[Stored items]

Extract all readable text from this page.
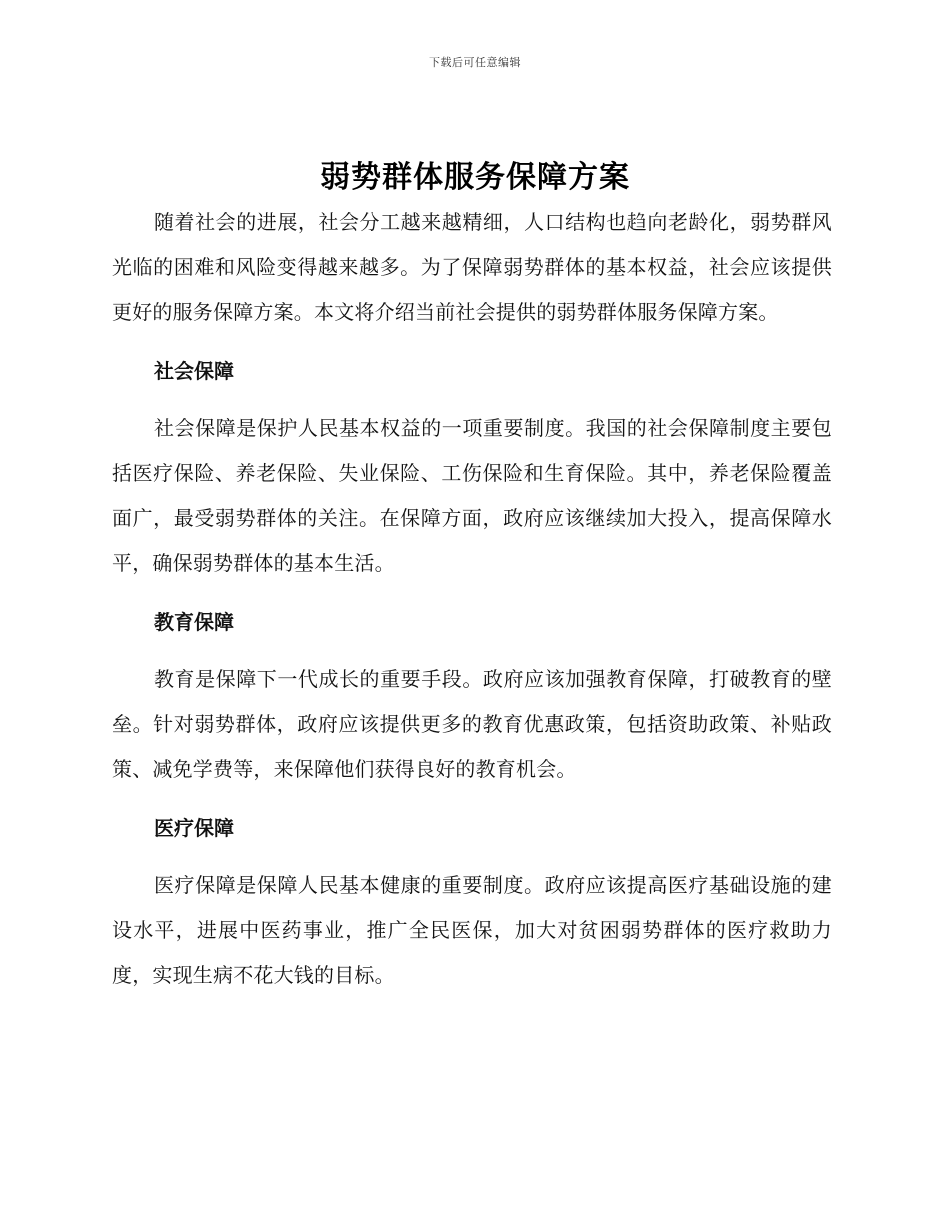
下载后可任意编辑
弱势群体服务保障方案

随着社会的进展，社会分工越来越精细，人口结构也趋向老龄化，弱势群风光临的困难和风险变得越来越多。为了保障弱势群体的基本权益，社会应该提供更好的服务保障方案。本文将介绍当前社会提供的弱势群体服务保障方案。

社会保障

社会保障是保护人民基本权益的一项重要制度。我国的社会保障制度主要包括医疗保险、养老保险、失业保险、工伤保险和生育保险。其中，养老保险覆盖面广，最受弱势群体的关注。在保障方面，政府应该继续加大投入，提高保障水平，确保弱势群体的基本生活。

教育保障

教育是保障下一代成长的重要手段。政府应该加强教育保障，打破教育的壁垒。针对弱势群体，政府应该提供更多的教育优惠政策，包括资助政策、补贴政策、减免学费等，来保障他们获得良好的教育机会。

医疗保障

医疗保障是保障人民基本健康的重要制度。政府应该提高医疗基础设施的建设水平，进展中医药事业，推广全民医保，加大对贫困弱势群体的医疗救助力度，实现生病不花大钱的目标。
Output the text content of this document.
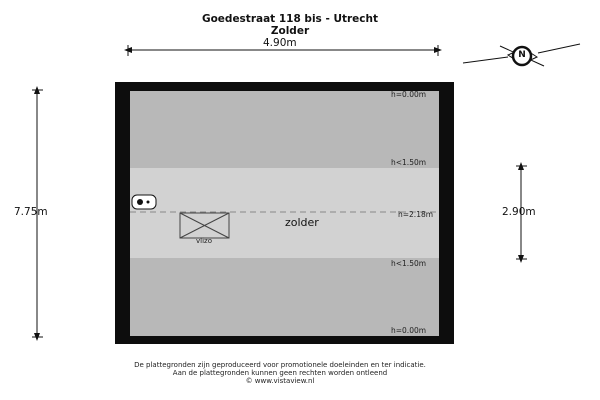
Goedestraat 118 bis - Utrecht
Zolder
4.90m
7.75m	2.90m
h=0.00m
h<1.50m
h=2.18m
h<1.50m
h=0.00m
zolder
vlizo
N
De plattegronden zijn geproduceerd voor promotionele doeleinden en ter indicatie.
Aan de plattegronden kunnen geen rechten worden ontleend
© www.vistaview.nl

- [PROBLEM] Starting at the line that contains "Output the text content of this document.", restate each line verbatim through the final line of the listing, skipping all pictures.

- [THE OUTPUT]
Output the text content of this document.
Goedestraat 118 bis - Utrecht
Zolder
4.90m
7.75m	2.90m
h=0.00m
h<1.50m
h=2.18m
h<1.50m
h=0.00m
zolder
vlizo
N
De plattegronden zijn geproduceerd voor promotionele doeleinden en ter indicatie.
Aan de plattegronden kunnen geen rechten worden ontleend
© www.vistaview.nl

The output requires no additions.